### SUPPLIED DATA
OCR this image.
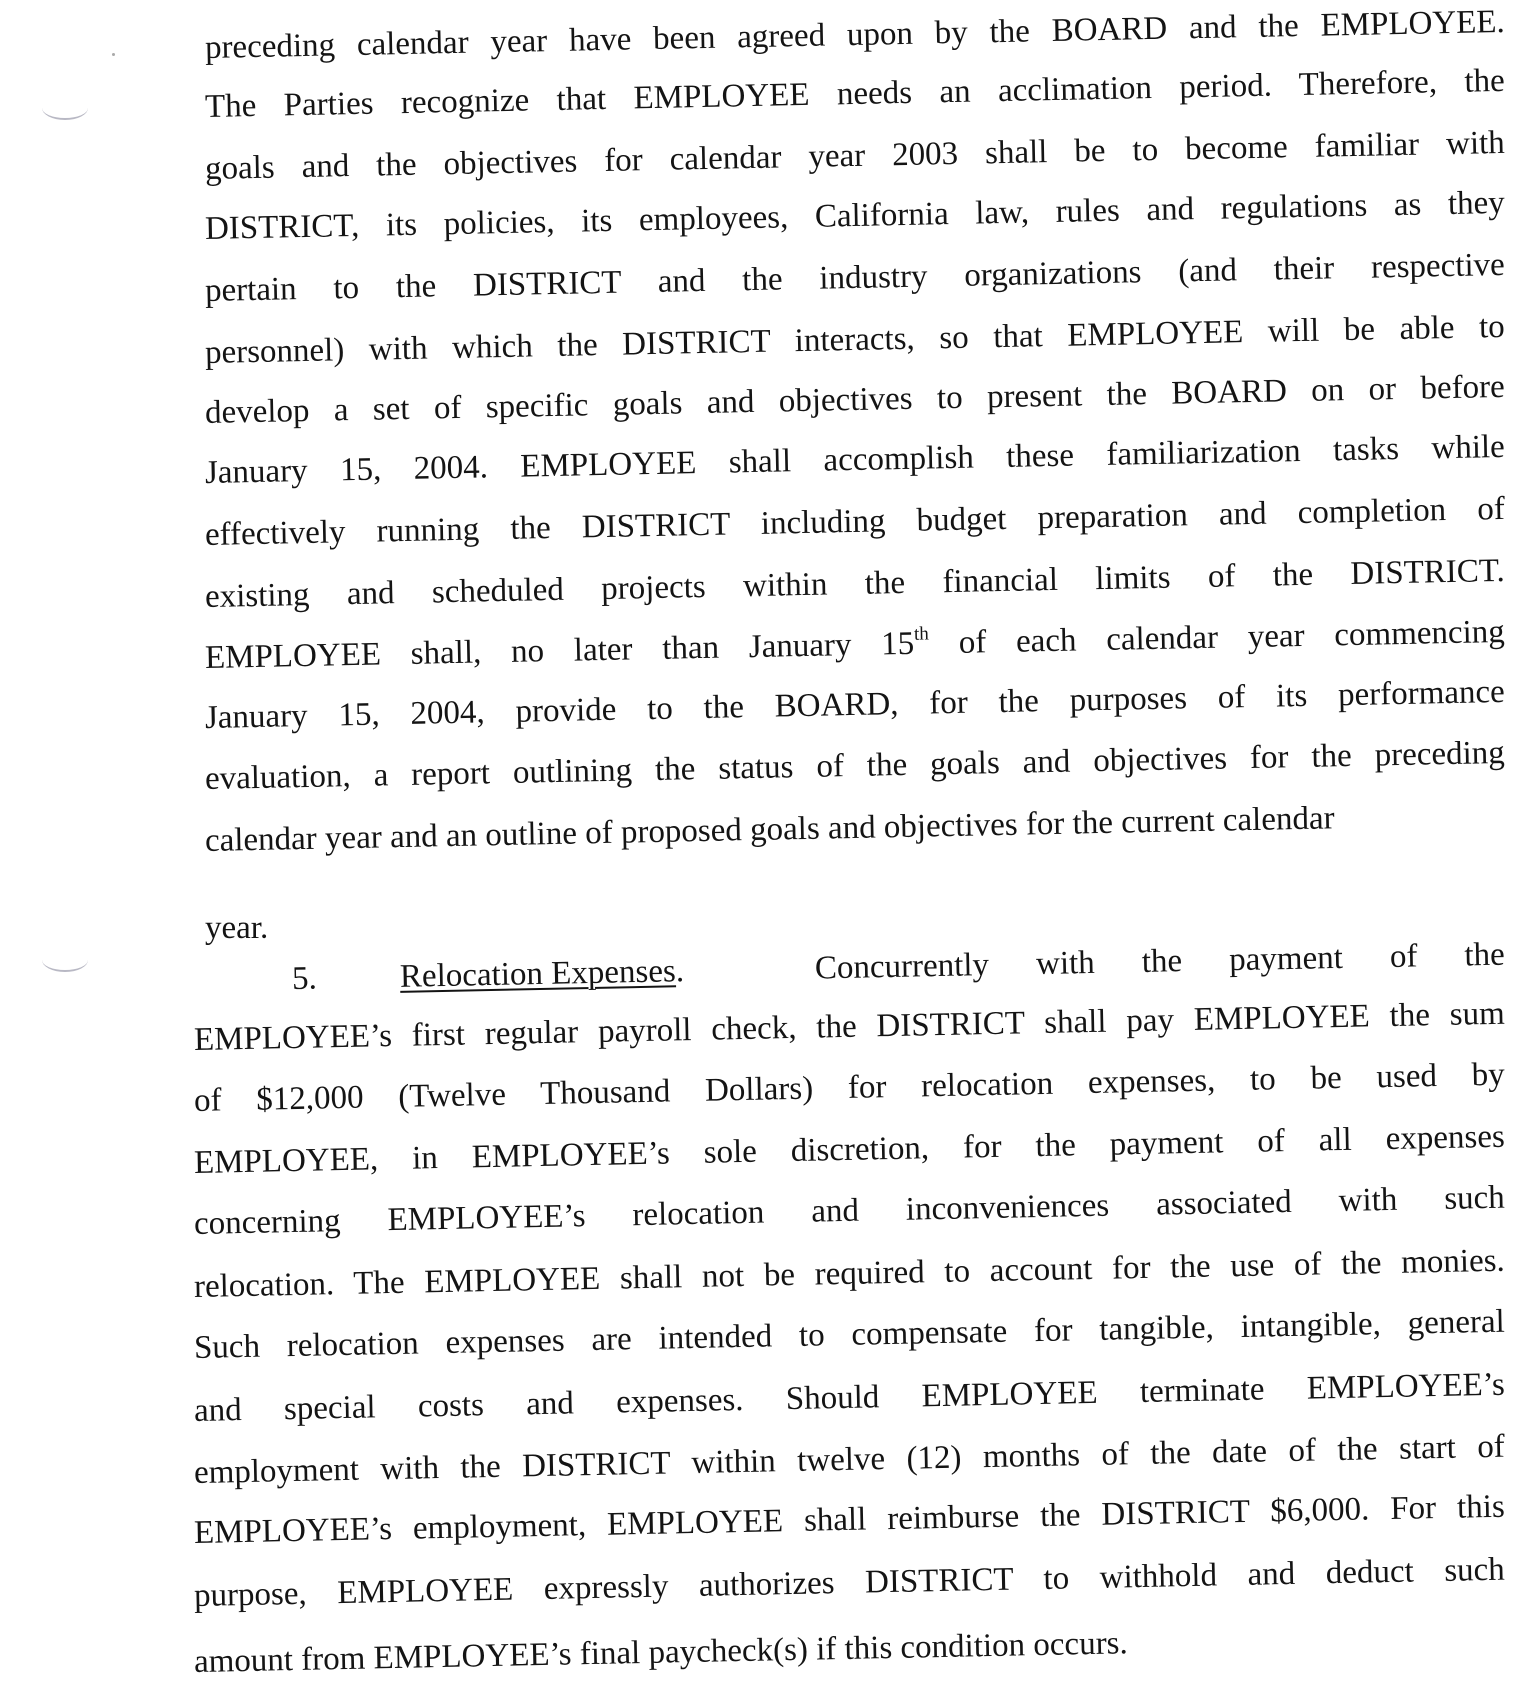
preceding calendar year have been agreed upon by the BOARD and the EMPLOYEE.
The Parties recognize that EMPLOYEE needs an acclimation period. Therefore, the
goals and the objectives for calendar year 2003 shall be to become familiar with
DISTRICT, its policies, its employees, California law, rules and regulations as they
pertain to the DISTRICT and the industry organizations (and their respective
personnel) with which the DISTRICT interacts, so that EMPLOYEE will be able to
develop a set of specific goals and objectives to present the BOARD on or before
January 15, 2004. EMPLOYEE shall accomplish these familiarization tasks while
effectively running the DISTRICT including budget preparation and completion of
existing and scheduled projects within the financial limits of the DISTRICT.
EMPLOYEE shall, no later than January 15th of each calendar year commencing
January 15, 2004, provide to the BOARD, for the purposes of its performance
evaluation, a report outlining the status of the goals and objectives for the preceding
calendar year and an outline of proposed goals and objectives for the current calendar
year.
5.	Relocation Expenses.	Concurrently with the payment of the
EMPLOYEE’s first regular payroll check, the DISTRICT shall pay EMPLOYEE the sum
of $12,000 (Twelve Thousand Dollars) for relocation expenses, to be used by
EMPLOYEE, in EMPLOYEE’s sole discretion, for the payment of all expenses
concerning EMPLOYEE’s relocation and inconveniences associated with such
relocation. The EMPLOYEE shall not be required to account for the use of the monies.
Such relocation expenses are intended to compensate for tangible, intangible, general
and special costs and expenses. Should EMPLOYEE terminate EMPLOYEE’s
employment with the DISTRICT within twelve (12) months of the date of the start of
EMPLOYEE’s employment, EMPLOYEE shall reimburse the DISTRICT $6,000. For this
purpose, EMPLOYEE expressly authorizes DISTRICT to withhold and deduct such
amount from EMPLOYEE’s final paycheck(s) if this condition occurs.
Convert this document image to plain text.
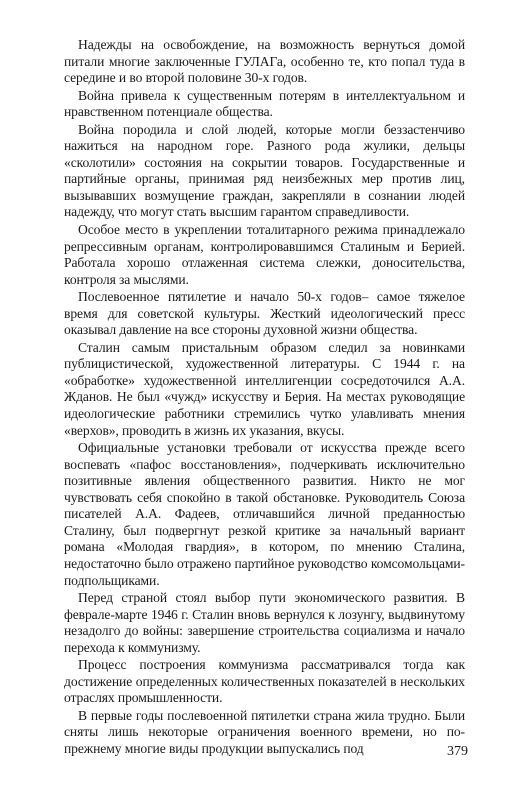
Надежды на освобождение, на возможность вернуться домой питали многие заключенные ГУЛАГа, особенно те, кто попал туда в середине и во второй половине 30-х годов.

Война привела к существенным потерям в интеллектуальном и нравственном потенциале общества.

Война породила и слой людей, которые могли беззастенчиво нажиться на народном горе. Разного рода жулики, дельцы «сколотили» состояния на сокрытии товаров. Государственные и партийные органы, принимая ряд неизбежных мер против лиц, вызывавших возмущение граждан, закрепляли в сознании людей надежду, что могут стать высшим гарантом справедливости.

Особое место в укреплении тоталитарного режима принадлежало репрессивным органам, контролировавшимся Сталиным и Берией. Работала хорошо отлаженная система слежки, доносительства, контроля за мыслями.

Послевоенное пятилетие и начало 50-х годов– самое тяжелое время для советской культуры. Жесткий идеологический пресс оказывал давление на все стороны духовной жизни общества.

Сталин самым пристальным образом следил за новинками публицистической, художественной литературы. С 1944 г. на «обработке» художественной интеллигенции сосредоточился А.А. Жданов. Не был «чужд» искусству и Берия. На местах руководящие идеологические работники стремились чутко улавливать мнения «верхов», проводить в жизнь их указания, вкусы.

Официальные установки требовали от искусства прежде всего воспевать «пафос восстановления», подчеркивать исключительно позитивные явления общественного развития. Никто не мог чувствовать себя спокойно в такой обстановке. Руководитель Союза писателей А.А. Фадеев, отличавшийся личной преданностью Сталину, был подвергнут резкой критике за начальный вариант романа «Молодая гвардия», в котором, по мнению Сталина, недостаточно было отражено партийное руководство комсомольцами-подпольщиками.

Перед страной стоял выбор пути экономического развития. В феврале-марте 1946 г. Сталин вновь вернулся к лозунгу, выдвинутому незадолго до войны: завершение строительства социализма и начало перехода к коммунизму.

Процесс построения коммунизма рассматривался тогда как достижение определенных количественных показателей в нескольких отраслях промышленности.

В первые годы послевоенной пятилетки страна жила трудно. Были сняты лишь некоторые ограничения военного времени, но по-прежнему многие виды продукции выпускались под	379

### WHAT TO WORK ON
Transcribe the listing in full and omit the pictures.

### ANSWER TO THIS PROBLEM
OCR this image.
preceding calendar year have been agreed upon by the BOARD and the EMPLOYEE.
The Parties recognize that EMPLOYEE needs an acclimation period. Therefore, the
goals and the objectives for calendar year 2003 shall be to become familiar with
DISTRICT, its policies, its employees, California law, rules and regulations as they
pertain to the DISTRICT and the industry organizations (and their respective
personnel) with which the DISTRICT interacts, so that EMPLOYEE will be able to
develop a set of specific goals and objectives to present the BOARD on or before
January 15, 2004. EMPLOYEE shall accomplish these familiarization tasks while
effectively running the DISTRICT including budget preparation and completion of
existing and scheduled projects within the financial limits of the DISTRICT.
EMPLOYEE shall, no later than January 15th of each calendar year commencing
January 15, 2004, provide to the BOARD, for the purposes of its performance
evaluation, a report outlining the status of the goals and objectives for the preceding
calendar year and an outline of proposed goals and objectives for the current calendar
year.
5.	Relocation Expenses.	Concurrently with the payment of the
EMPLOYEE’s first regular payroll check, the DISTRICT shall pay EMPLOYEE the sum
of $12,000 (Twelve Thousand Dollars) for relocation expenses, to be used by
EMPLOYEE, in EMPLOYEE’s sole discretion, for the payment of all expenses
concerning EMPLOYEE’s relocation and inconveniences associated with such
relocation. The EMPLOYEE shall not be required to account for the use of the monies.
Such relocation expenses are intended to compensate for tangible, intangible, general
and special costs and expenses. Should EMPLOYEE terminate EMPLOYEE’s
employment with the DISTRICT within twelve (12) months of the date of the start of
EMPLOYEE’s employment, EMPLOYEE shall reimburse the DISTRICT $6,000. For this
purpose, EMPLOYEE expressly authorizes DISTRICT to withhold and deduct such
amount from EMPLOYEE’s final paycheck(s) if this condition occurs.
Convert this document image to plain text.
Надежды на освобождение, на возможность вернуться домой питали многие заключенные ГУЛАГа, особенно те, кто попал туда в середине и во второй половине 30-х годов.

Война привела к существенным потерям в интеллектуальном и нравственном потенциале общества.

Война породила и слой людей, которые могли беззастенчиво нажиться на народном горе. Разного рода жулики, дельцы «сколотили» состояния на сокрытии товаров. Государственные и партийные органы, принимая ряд неизбежных мер против лиц, вызывавших возмущение граждан, закрепляли в сознании людей надежду, что могут стать высшим гарантом справедливости.

Особое место в укреплении тоталитарного режима принадлежало репрессивным органам, контролировавшимся Сталиным и Берией. Работала хорошо отлаженная система слежки, доносительства, контроля за мыслями.

Послевоенное пятилетие и начало 50-х годов– самое тяжелое время для советской культуры. Жесткий идеологический пресс оказывал давление на все стороны духовной жизни общества.

Сталин самым пристальным образом следил за новинками публицистической, художественной литературы. С 1944 г. на «обработке» художественной интеллигенции сосредоточился А.А. Жданов. Не был «чужд» искусству и Берия. На местах руководящие идеологические работники стремились чутко улавливать мнения «верхов», проводить в жизнь их указания, вкусы.

Официальные установки требовали от искусства прежде всего воспевать «пафос восстановления», подчеркивать исключительно позитивные явления общественного развития. Никто не мог чувствовать себя спокойно в такой обстановке. Руководитель Союза писателей А.А. Фадеев, отличавшийся личной преданностью Сталину, был подвергнут резкой критике за начальный вариант романа «Молодая гвардия», в котором, по мнению Сталина, недостаточно было отражено партийное руководство комсомольцами-подпольщиками.

Перед страной стоял выбор пути экономического развития. В феврале-марте 1946 г. Сталин вновь вернулся к лозунгу, выдвинутому незадолго до войны: завершение строительства социализма и начало перехода к коммунизму.

Процесс построения коммунизма рассматривался тогда как достижение определенных количественных показателей в нескольких отраслях промышленности.

В первые годы послевоенной пятилетки страна жила трудно. Были сняты лишь некоторые ограничения военного времени, но по-прежнему многие виды продукции выпускались под	379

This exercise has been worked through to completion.